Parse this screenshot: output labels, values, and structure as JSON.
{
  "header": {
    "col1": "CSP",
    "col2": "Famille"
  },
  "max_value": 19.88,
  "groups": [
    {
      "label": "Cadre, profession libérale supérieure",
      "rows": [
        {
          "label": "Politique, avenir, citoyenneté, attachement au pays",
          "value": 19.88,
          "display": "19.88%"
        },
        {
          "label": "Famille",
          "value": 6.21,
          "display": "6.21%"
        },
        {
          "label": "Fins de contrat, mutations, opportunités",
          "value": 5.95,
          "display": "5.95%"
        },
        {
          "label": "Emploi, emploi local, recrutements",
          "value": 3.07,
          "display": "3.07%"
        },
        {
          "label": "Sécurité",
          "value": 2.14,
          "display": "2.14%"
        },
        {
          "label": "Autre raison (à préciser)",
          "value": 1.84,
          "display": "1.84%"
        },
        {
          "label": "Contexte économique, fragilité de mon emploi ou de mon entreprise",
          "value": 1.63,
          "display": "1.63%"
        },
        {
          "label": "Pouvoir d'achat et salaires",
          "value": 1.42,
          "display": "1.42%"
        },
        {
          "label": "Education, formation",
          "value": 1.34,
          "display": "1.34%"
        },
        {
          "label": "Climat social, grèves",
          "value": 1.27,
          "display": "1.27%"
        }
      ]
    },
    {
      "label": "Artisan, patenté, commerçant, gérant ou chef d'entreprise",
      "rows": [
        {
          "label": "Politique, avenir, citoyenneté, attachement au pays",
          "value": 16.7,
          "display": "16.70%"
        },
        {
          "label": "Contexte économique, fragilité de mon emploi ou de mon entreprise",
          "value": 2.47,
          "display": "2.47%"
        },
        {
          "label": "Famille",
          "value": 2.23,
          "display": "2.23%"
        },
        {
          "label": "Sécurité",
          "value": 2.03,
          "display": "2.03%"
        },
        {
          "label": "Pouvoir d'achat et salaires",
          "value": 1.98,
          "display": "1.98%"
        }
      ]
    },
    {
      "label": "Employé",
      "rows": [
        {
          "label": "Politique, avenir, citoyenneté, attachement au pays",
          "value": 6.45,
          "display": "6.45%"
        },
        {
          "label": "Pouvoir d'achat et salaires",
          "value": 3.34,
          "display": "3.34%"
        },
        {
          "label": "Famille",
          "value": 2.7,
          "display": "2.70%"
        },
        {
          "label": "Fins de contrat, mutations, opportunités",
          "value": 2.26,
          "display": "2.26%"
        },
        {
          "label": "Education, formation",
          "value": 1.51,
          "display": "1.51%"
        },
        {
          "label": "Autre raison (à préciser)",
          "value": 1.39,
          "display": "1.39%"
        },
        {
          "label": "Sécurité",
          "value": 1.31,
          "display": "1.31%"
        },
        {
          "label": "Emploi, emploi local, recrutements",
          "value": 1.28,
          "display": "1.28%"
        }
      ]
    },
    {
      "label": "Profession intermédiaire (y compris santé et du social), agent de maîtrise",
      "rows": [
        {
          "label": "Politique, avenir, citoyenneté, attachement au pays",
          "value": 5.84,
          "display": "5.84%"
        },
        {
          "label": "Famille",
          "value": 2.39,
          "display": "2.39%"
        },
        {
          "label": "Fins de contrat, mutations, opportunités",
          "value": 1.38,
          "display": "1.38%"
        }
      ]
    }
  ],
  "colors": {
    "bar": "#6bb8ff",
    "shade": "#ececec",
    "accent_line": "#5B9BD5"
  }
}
──────────
REQUIREMENT
Reproduce every record above exactly as it appears.

ANSWER BELOW
Parse this screenshot: output labels, values, and structure as JSON.
{
  "header": {
    "col1": "CSP",
    "col2": "Famille"
  },
  "max_value": 19.88,
  "groups": [
    {
      "label": "Cadre, profession libérale supérieure",
      "rows": [
        {
          "label": "Politique, avenir, citoyenneté, attachement au pays",
          "value": 19.88,
          "display": "19.88%"
        },
        {
          "label": "Famille",
          "value": 6.21,
          "display": "6.21%"
        },
        {
          "label": "Fins de contrat, mutations, opportunités",
          "value": 5.95,
          "display": "5.95%"
        },
        {
          "label": "Emploi, emploi local, recrutements",
          "value": 3.07,
          "display": "3.07%"
        },
        {
          "label": "Sécurité",
          "value": 2.14,
          "display": "2.14%"
        },
        {
          "label": "Autre raison (à préciser)",
          "value": 1.84,
          "display": "1.84%"
        },
        {
          "label": "Contexte économique, fragilité de mon emploi ou de mon entreprise",
          "value": 1.63,
          "display": "1.63%"
        },
        {
          "label": "Pouvoir d'achat et salaires",
          "value": 1.42,
          "display": "1.42%"
        },
        {
          "label": "Education, formation",
          "value": 1.34,
          "display": "1.34%"
        },
        {
          "label": "Climat social, grèves",
          "value": 1.27,
          "display": "1.27%"
        }
      ]
    },
    {
      "label": "Artisan, patenté, commerçant, gérant ou chef d'entreprise",
      "rows": [
        {
          "label": "Politique, avenir, citoyenneté, attachement au pays",
          "value": 16.7,
          "display": "16.70%"
        },
        {
          "label": "Contexte économique, fragilité de mon emploi ou de mon entreprise",
          "value": 2.47,
          "display": "2.47%"
        },
        {
          "label": "Famille",
          "value": 2.23,
          "display": "2.23%"
        },
        {
          "label": "Sécurité",
          "value": 2.03,
          "display": "2.03%"
        },
        {
          "label": "Pouvoir d'achat et salaires",
          "value": 1.98,
          "display": "1.98%"
        }
      ]
    },
    {
      "label": "Employé",
      "rows": [
        {
          "label": "Politique, avenir, citoyenneté, attachement au pays",
          "value": 6.45,
          "display": "6.45%"
        },
        {
          "label": "Pouvoir d'achat et salaires",
          "value": 3.34,
          "display": "3.34%"
        },
        {
          "label": "Famille",
          "value": 2.7,
          "display": "2.70%"
        },
        {
          "label": "Fins de contrat, mutations, opportunités",
          "value": 2.26,
          "display": "2.26%"
        },
        {
          "label": "Education, formation",
          "value": 1.51,
          "display": "1.51%"
        },
        {
          "label": "Autre raison (à préciser)",
          "value": 1.39,
          "display": "1.39%"
        },
        {
          "label": "Sécurité",
          "value": 1.31,
          "display": "1.31%"
        },
        {
          "label": "Emploi, emploi local, recrutements",
          "value": 1.28,
          "display": "1.28%"
        }
      ]
    },
    {
      "label": "Profession intermédiaire (y compris santé et du social), agent de maîtrise",
      "rows": [
        {
          "label": "Politique, avenir, citoyenneté, attachement au pays",
          "value": 5.84,
          "display": "5.84%"
        },
        {
          "label": "Famille",
          "value": 2.39,
          "display": "2.39%"
        },
        {
          "label": "Fins de contrat, mutations, opportunités",
          "value": 1.38,
          "display": "1.38%"
        }
      ]
    }
  ],
  "colors": {
    "bar": "#6bb8ff",
    "shade": "#ececec",
    "accent_line": "#5B9BD5"
  }
}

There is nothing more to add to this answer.